_Aim of the task_. Rewrite the records starting at the first line and ending at the line containing "x-tick-label: 1.6 <box>1022", swapping "x-tick-mark" for "x-axis-tick" and keeping everything else the same. Give only those lines.

_Stored data_.
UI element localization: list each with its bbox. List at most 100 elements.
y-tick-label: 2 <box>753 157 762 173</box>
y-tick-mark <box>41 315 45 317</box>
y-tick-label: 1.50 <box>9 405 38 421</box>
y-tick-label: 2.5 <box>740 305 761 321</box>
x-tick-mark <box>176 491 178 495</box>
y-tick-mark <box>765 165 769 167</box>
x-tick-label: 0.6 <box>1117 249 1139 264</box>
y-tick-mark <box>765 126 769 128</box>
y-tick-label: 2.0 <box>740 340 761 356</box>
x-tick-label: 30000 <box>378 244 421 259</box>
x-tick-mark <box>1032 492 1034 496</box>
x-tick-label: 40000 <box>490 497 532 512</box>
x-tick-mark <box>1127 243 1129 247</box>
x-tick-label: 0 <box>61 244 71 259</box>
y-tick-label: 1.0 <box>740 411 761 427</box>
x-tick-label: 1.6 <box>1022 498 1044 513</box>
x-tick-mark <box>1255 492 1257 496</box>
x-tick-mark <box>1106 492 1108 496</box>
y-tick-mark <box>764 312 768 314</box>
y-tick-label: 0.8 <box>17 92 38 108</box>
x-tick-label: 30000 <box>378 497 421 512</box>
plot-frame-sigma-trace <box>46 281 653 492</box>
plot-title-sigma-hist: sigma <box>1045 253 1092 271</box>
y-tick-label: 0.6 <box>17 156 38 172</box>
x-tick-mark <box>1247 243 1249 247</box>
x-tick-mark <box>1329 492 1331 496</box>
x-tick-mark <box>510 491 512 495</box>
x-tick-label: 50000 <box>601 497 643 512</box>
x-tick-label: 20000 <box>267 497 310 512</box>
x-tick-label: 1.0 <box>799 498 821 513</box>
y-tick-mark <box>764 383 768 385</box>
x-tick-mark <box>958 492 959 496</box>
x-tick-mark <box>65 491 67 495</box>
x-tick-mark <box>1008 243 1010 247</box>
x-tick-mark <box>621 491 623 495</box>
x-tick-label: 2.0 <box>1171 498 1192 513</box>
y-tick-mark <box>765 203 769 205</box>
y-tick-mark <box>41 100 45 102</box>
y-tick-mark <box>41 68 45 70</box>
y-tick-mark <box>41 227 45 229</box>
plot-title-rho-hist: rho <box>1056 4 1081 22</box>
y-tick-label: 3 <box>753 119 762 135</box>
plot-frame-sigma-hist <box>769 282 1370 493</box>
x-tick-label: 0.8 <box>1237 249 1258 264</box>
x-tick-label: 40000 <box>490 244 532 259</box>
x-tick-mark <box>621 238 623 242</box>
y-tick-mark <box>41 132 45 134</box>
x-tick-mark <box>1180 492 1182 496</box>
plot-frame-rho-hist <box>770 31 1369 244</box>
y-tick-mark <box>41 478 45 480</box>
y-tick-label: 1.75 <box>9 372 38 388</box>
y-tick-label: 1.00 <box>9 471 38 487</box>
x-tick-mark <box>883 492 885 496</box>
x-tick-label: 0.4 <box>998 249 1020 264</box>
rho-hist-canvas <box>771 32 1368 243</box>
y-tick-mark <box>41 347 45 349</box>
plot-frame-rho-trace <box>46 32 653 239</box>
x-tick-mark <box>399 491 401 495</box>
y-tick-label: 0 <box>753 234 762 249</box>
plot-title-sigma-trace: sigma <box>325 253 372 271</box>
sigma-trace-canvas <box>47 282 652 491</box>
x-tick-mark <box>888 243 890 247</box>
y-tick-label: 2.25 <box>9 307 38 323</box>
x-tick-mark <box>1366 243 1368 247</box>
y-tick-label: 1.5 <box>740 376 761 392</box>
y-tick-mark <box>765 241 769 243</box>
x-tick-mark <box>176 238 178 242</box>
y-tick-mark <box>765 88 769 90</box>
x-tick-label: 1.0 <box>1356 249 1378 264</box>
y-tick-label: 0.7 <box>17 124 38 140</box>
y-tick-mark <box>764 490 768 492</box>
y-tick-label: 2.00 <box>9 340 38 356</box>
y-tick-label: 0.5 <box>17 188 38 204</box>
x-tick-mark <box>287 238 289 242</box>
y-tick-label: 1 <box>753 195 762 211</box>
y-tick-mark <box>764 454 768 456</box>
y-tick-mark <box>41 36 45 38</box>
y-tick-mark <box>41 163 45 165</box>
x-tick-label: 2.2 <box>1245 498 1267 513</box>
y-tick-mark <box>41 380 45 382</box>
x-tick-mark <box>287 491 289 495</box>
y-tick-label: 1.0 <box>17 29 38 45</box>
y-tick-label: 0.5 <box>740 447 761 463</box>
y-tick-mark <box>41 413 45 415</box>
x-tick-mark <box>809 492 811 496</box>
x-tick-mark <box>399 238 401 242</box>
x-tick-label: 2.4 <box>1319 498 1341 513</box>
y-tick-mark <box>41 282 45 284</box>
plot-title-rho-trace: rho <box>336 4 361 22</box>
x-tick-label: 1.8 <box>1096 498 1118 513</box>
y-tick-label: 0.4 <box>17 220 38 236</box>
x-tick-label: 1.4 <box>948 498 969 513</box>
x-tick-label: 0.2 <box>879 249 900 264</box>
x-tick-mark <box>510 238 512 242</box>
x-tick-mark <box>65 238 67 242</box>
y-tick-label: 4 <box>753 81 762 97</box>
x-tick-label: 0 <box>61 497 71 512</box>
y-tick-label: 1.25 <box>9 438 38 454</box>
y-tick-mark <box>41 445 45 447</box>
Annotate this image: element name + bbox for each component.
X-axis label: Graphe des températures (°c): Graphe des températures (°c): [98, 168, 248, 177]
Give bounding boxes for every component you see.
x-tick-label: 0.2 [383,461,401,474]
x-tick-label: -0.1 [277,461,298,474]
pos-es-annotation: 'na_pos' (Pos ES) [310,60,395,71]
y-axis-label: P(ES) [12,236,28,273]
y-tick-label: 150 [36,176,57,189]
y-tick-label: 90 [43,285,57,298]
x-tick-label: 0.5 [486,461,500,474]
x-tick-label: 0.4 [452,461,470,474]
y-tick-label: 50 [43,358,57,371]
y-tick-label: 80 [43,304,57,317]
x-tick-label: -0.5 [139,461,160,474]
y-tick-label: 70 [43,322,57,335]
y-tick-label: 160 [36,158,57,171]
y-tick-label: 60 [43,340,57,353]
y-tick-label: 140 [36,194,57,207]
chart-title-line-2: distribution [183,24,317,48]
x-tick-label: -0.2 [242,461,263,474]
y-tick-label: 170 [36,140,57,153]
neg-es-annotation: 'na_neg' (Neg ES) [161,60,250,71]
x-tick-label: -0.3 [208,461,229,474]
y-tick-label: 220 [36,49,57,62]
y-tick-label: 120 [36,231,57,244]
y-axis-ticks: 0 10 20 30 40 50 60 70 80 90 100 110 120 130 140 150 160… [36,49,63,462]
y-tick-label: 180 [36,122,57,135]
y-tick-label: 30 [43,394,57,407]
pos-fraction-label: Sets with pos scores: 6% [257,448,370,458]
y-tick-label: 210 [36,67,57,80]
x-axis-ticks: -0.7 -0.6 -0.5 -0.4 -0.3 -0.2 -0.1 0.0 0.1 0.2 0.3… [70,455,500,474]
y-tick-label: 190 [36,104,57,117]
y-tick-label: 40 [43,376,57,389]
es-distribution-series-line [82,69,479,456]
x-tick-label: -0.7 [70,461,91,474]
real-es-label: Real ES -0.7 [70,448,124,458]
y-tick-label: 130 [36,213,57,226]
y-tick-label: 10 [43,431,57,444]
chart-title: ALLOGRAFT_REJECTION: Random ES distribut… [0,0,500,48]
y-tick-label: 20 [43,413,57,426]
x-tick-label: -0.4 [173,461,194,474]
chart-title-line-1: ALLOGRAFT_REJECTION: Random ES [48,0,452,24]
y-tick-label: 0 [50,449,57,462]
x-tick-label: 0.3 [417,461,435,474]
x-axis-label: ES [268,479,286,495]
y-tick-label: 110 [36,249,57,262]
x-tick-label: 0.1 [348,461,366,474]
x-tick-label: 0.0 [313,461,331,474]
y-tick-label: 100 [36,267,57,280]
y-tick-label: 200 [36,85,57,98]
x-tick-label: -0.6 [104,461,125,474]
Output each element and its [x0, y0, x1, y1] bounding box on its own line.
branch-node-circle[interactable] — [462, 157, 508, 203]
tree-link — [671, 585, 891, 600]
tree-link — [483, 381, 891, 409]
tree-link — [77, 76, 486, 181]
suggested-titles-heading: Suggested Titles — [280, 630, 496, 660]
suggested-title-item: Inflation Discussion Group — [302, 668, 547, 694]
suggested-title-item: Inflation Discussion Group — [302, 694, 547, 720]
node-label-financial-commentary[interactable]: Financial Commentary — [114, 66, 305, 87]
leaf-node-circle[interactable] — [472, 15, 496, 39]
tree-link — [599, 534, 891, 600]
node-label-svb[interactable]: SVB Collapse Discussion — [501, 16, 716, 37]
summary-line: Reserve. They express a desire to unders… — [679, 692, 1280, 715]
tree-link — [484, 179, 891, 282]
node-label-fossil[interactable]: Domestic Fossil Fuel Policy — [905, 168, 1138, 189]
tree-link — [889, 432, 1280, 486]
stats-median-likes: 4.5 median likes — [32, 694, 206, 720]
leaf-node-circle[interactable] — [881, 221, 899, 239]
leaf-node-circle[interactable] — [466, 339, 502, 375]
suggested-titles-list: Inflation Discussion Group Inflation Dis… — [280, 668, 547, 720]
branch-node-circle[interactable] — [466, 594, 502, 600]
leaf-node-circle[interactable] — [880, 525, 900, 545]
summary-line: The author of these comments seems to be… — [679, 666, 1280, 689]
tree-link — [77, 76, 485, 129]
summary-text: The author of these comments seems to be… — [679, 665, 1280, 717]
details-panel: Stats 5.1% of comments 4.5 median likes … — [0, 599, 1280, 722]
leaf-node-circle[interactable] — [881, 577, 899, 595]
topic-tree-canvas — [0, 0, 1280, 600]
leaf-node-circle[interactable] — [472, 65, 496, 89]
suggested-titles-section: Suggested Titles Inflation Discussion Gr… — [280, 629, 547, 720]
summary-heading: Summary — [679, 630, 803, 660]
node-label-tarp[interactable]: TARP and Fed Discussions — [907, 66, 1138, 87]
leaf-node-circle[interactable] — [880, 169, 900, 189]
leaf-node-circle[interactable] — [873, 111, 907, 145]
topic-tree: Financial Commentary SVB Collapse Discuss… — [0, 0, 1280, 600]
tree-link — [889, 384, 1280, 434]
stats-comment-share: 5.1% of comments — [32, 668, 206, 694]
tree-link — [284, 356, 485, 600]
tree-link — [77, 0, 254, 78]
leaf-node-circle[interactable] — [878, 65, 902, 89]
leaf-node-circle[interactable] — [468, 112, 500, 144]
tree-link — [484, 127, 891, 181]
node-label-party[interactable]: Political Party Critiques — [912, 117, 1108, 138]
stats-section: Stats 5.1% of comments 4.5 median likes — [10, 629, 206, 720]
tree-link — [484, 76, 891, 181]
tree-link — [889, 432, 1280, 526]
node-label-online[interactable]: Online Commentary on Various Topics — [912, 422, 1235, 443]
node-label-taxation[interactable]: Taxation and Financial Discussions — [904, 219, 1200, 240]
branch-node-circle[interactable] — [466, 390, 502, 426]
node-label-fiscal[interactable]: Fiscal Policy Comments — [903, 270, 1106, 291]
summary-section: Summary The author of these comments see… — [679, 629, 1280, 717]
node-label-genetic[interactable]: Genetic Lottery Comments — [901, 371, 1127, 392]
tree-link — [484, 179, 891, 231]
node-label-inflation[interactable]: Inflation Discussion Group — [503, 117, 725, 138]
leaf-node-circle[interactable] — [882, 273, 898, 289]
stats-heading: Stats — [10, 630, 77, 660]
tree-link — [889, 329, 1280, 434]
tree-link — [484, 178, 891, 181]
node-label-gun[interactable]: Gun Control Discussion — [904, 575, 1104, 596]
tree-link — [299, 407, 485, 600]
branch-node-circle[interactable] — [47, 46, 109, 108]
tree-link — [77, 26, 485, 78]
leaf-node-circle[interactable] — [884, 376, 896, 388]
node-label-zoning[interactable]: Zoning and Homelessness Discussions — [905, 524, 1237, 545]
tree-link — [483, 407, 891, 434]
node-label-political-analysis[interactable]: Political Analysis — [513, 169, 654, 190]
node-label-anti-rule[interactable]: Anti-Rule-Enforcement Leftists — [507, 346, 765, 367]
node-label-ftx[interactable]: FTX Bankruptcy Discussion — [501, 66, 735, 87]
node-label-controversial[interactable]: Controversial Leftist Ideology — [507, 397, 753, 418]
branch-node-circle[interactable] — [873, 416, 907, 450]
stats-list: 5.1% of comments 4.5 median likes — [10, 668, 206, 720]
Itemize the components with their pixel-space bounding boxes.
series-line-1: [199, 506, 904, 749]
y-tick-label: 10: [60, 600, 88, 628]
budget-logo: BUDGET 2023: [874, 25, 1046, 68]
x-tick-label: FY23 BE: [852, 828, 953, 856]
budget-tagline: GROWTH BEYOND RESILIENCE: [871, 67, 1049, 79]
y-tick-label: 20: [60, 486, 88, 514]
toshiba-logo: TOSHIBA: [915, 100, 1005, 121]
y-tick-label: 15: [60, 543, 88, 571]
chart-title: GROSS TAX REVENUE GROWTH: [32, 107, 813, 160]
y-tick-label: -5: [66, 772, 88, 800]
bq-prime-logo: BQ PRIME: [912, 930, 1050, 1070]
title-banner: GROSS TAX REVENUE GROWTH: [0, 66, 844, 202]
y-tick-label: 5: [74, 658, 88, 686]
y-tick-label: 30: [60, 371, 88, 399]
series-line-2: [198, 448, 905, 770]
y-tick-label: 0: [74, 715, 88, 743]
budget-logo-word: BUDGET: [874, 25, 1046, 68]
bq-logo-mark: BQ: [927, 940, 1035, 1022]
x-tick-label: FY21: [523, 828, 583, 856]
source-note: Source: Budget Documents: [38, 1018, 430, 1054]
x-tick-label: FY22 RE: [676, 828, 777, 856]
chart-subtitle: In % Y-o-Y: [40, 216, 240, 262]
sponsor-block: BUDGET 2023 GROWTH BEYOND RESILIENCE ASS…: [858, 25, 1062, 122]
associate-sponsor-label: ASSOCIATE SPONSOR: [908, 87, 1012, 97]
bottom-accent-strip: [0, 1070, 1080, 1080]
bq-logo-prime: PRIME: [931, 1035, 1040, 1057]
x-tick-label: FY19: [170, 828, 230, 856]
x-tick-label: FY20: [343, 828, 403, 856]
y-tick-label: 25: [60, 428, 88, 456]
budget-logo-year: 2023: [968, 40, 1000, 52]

_Solution below_.
UI element localization: list each with its bbox. List at most 100 elements.
y-tick-label: 2 <box>753 157 762 173</box>
y-tick-mark <box>41 315 45 317</box>
y-tick-label: 1.50 <box>9 405 38 421</box>
y-tick-label: 2.5 <box>740 305 761 321</box>
x-axis-tick <box>176 491 178 495</box>
y-tick-mark <box>765 165 769 167</box>
x-tick-label: 0.6 <box>1117 249 1139 264</box>
y-tick-mark <box>765 126 769 128</box>
y-tick-label: 2.0 <box>740 340 761 356</box>
x-tick-label: 30000 <box>378 244 421 259</box>
x-axis-tick <box>1032 492 1034 496</box>
x-tick-label: 40000 <box>490 497 532 512</box>
x-axis-tick <box>1127 243 1129 247</box>
x-tick-label: 0 <box>61 244 71 259</box>
y-tick-label: 1.0 <box>740 411 761 427</box>
x-tick-label: 1.6 <box>1022 498 1044 513</box>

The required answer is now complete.